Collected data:
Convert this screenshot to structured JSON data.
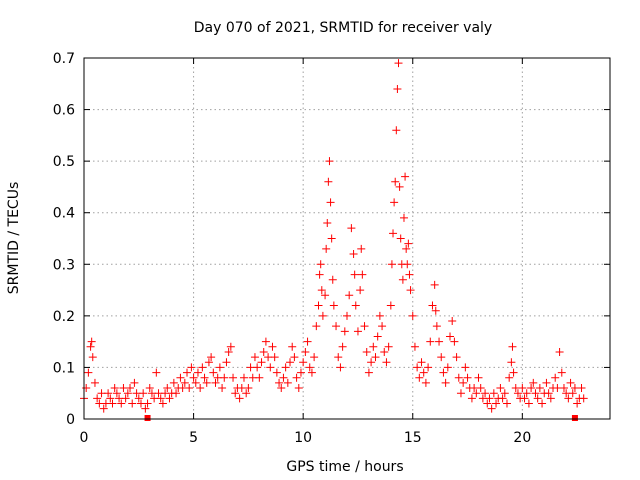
{
  "chart_data": {
    "type": "scatter",
    "title": "Day 070 of 2021, SRMTID for receiver valy",
    "xlabel": "GPS time / hours",
    "ylabel": "SRMTID / TECUs",
    "xlim": [
      0,
      24
    ],
    "ylim": [
      0,
      0.7
    ],
    "xticks": [
      0,
      5,
      10,
      15,
      20
    ],
    "xtick_labels": [
      "0",
      "5",
      "10",
      "15",
      "20"
    ],
    "yticks": [
      0,
      0.1,
      0.2,
      0.3,
      0.4,
      0.5,
      0.6,
      0.7
    ],
    "ytick_labels": [
      "0",
      "0.1",
      "0.2",
      "0.3",
      "0.4",
      "0.5",
      "0.6",
      "0.7"
    ],
    "grid": true,
    "marker": "plus",
    "color": "#ff0000",
    "series": [
      {
        "name": "SRMTID",
        "points": [
          [
            0.0,
            0.04
          ],
          [
            0.1,
            0.06
          ],
          [
            0.2,
            0.09
          ],
          [
            0.3,
            0.14
          ],
          [
            0.35,
            0.15
          ],
          [
            0.4,
            0.12
          ],
          [
            0.5,
            0.07
          ],
          [
            0.6,
            0.04
          ],
          [
            0.7,
            0.03
          ],
          [
            0.8,
            0.05
          ],
          [
            0.9,
            0.02
          ],
          [
            1.0,
            0.03
          ],
          [
            1.1,
            0.05
          ],
          [
            1.2,
            0.04
          ],
          [
            1.3,
            0.03
          ],
          [
            1.4,
            0.06
          ],
          [
            1.5,
            0.05
          ],
          [
            1.6,
            0.04
          ],
          [
            1.7,
            0.03
          ],
          [
            1.8,
            0.06
          ],
          [
            1.9,
            0.04
          ],
          [
            2.0,
            0.05
          ],
          [
            2.1,
            0.06
          ],
          [
            2.2,
            0.03
          ],
          [
            2.3,
            0.07
          ],
          [
            2.4,
            0.05
          ],
          [
            2.5,
            0.04
          ],
          [
            2.6,
            0.03
          ],
          [
            2.7,
            0.05
          ],
          [
            2.8,
            0.02
          ],
          [
            2.9,
            0.03
          ],
          [
            3.0,
            0.06
          ],
          [
            3.1,
            0.05
          ],
          [
            3.2,
            0.04
          ],
          [
            3.3,
            0.09
          ],
          [
            3.4,
            0.05
          ],
          [
            3.5,
            0.04
          ],
          [
            3.6,
            0.03
          ],
          [
            3.7,
            0.05
          ],
          [
            3.8,
            0.06
          ],
          [
            3.9,
            0.04
          ],
          [
            4.0,
            0.05
          ],
          [
            4.1,
            0.07
          ],
          [
            4.2,
            0.05
          ],
          [
            4.3,
            0.06
          ],
          [
            4.4,
            0.08
          ],
          [
            4.5,
            0.06
          ],
          [
            4.6,
            0.07
          ],
          [
            4.7,
            0.09
          ],
          [
            4.8,
            0.06
          ],
          [
            4.9,
            0.1
          ],
          [
            5.0,
            0.08
          ],
          [
            5.1,
            0.07
          ],
          [
            5.2,
            0.09
          ],
          [
            5.3,
            0.06
          ],
          [
            5.4,
            0.1
          ],
          [
            5.5,
            0.08
          ],
          [
            5.6,
            0.07
          ],
          [
            5.7,
            0.11
          ],
          [
            5.8,
            0.12
          ],
          [
            5.9,
            0.09
          ],
          [
            6.0,
            0.07
          ],
          [
            6.1,
            0.08
          ],
          [
            6.2,
            0.1
          ],
          [
            6.3,
            0.06
          ],
          [
            6.4,
            0.08
          ],
          [
            6.5,
            0.11
          ],
          [
            6.6,
            0.13
          ],
          [
            6.7,
            0.14
          ],
          [
            6.8,
            0.08
          ],
          [
            6.9,
            0.05
          ],
          [
            7.0,
            0.06
          ],
          [
            7.1,
            0.04
          ],
          [
            7.2,
            0.06
          ],
          [
            7.3,
            0.08
          ],
          [
            7.4,
            0.05
          ],
          [
            7.5,
            0.06
          ],
          [
            7.6,
            0.1
          ],
          [
            7.7,
            0.08
          ],
          [
            7.8,
            0.12
          ],
          [
            7.9,
            0.1
          ],
          [
            8.0,
            0.08
          ],
          [
            8.1,
            0.11
          ],
          [
            8.2,
            0.13
          ],
          [
            8.3,
            0.15
          ],
          [
            8.4,
            0.12
          ],
          [
            8.5,
            0.1
          ],
          [
            8.6,
            0.14
          ],
          [
            8.7,
            0.12
          ],
          [
            8.8,
            0.09
          ],
          [
            8.9,
            0.07
          ],
          [
            9.0,
            0.06
          ],
          [
            9.1,
            0.08
          ],
          [
            9.2,
            0.1
          ],
          [
            9.3,
            0.07
          ],
          [
            9.4,
            0.11
          ],
          [
            9.5,
            0.14
          ],
          [
            9.6,
            0.12
          ],
          [
            9.7,
            0.08
          ],
          [
            9.8,
            0.06
          ],
          [
            9.9,
            0.09
          ],
          [
            10.0,
            0.11
          ],
          [
            10.1,
            0.13
          ],
          [
            10.2,
            0.15
          ],
          [
            10.3,
            0.1
          ],
          [
            10.4,
            0.09
          ],
          [
            10.5,
            0.12
          ],
          [
            10.6,
            0.18
          ],
          [
            10.7,
            0.22
          ],
          [
            10.75,
            0.28
          ],
          [
            10.8,
            0.3
          ],
          [
            10.85,
            0.25
          ],
          [
            10.9,
            0.2
          ],
          [
            11.0,
            0.24
          ],
          [
            11.05,
            0.33
          ],
          [
            11.1,
            0.38
          ],
          [
            11.15,
            0.46
          ],
          [
            11.2,
            0.5
          ],
          [
            11.25,
            0.42
          ],
          [
            11.3,
            0.35
          ],
          [
            11.35,
            0.27
          ],
          [
            11.4,
            0.22
          ],
          [
            11.5,
            0.18
          ],
          [
            11.6,
            0.12
          ],
          [
            11.7,
            0.1
          ],
          [
            11.8,
            0.14
          ],
          [
            11.9,
            0.17
          ],
          [
            12.0,
            0.2
          ],
          [
            12.1,
            0.24
          ],
          [
            12.2,
            0.37
          ],
          [
            12.3,
            0.32
          ],
          [
            12.35,
            0.28
          ],
          [
            12.4,
            0.22
          ],
          [
            12.5,
            0.17
          ],
          [
            12.6,
            0.25
          ],
          [
            12.65,
            0.33
          ],
          [
            12.7,
            0.28
          ],
          [
            12.8,
            0.18
          ],
          [
            12.9,
            0.13
          ],
          [
            13.0,
            0.09
          ],
          [
            13.1,
            0.11
          ],
          [
            13.2,
            0.14
          ],
          [
            13.3,
            0.12
          ],
          [
            13.4,
            0.16
          ],
          [
            13.5,
            0.2
          ],
          [
            13.6,
            0.18
          ],
          [
            13.7,
            0.13
          ],
          [
            13.8,
            0.11
          ],
          [
            13.9,
            0.14
          ],
          [
            14.0,
            0.22
          ],
          [
            14.05,
            0.3
          ],
          [
            14.1,
            0.36
          ],
          [
            14.15,
            0.42
          ],
          [
            14.2,
            0.46
          ],
          [
            14.25,
            0.56
          ],
          [
            14.3,
            0.64
          ],
          [
            14.35,
            0.69
          ],
          [
            14.4,
            0.45
          ],
          [
            14.45,
            0.35
          ],
          [
            14.5,
            0.3
          ],
          [
            14.55,
            0.27
          ],
          [
            14.6,
            0.39
          ],
          [
            14.65,
            0.47
          ],
          [
            14.7,
            0.33
          ],
          [
            14.75,
            0.3
          ],
          [
            14.8,
            0.34
          ],
          [
            14.85,
            0.28
          ],
          [
            14.9,
            0.25
          ],
          [
            15.0,
            0.2
          ],
          [
            15.1,
            0.14
          ],
          [
            15.2,
            0.1
          ],
          [
            15.3,
            0.08
          ],
          [
            15.4,
            0.11
          ],
          [
            15.5,
            0.09
          ],
          [
            15.6,
            0.07
          ],
          [
            15.7,
            0.1
          ],
          [
            15.8,
            0.15
          ],
          [
            15.9,
            0.22
          ],
          [
            16.0,
            0.26
          ],
          [
            16.05,
            0.21
          ],
          [
            16.1,
            0.18
          ],
          [
            16.2,
            0.15
          ],
          [
            16.3,
            0.12
          ],
          [
            16.4,
            0.09
          ],
          [
            16.5,
            0.07
          ],
          [
            16.6,
            0.1
          ],
          [
            16.7,
            0.16
          ],
          [
            16.8,
            0.19
          ],
          [
            16.9,
            0.15
          ],
          [
            17.0,
            0.12
          ],
          [
            17.1,
            0.08
          ],
          [
            17.2,
            0.05
          ],
          [
            17.3,
            0.07
          ],
          [
            17.4,
            0.1
          ],
          [
            17.5,
            0.08
          ],
          [
            17.6,
            0.06
          ],
          [
            17.7,
            0.04
          ],
          [
            17.8,
            0.06
          ],
          [
            17.9,
            0.05
          ],
          [
            18.0,
            0.08
          ],
          [
            18.1,
            0.06
          ],
          [
            18.2,
            0.04
          ],
          [
            18.3,
            0.05
          ],
          [
            18.4,
            0.03
          ],
          [
            18.5,
            0.04
          ],
          [
            18.6,
            0.02
          ],
          [
            18.7,
            0.05
          ],
          [
            18.8,
            0.03
          ],
          [
            18.9,
            0.04
          ],
          [
            19.0,
            0.06
          ],
          [
            19.1,
            0.04
          ],
          [
            19.2,
            0.05
          ],
          [
            19.3,
            0.03
          ],
          [
            19.4,
            0.08
          ],
          [
            19.5,
            0.11
          ],
          [
            19.55,
            0.14
          ],
          [
            19.6,
            0.09
          ],
          [
            19.7,
            0.06
          ],
          [
            19.8,
            0.05
          ],
          [
            19.9,
            0.04
          ],
          [
            20.0,
            0.06
          ],
          [
            20.1,
            0.04
          ],
          [
            20.2,
            0.05
          ],
          [
            20.3,
            0.03
          ],
          [
            20.4,
            0.06
          ],
          [
            20.5,
            0.07
          ],
          [
            20.6,
            0.05
          ],
          [
            20.7,
            0.04
          ],
          [
            20.8,
            0.06
          ],
          [
            20.9,
            0.03
          ],
          [
            21.0,
            0.05
          ],
          [
            21.1,
            0.07
          ],
          [
            21.2,
            0.05
          ],
          [
            21.3,
            0.04
          ],
          [
            21.4,
            0.06
          ],
          [
            21.5,
            0.08
          ],
          [
            21.6,
            0.06
          ],
          [
            21.7,
            0.13
          ],
          [
            21.8,
            0.09
          ],
          [
            21.9,
            0.06
          ],
          [
            22.0,
            0.05
          ],
          [
            22.1,
            0.04
          ],
          [
            22.2,
            0.07
          ],
          [
            22.3,
            0.05
          ],
          [
            22.4,
            0.06
          ],
          [
            22.5,
            0.03
          ],
          [
            22.6,
            0.04
          ],
          [
            22.7,
            0.06
          ],
          [
            22.8,
            0.04
          ]
        ]
      }
    ],
    "ticks_marks": [
      {
        "x": 2.9,
        "y": 0
      },
      {
        "x": 22.4,
        "y": 0
      }
    ]
  }
}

• **What to do**
For each line in the data above that contains the string "SRMTID", extract the line.

• **Exercise solution**
    "title": "Day 070 of 2021, SRMTID for receiver valy",
    "ylabel": "SRMTID / TECUs",
        "name": "SRMTID",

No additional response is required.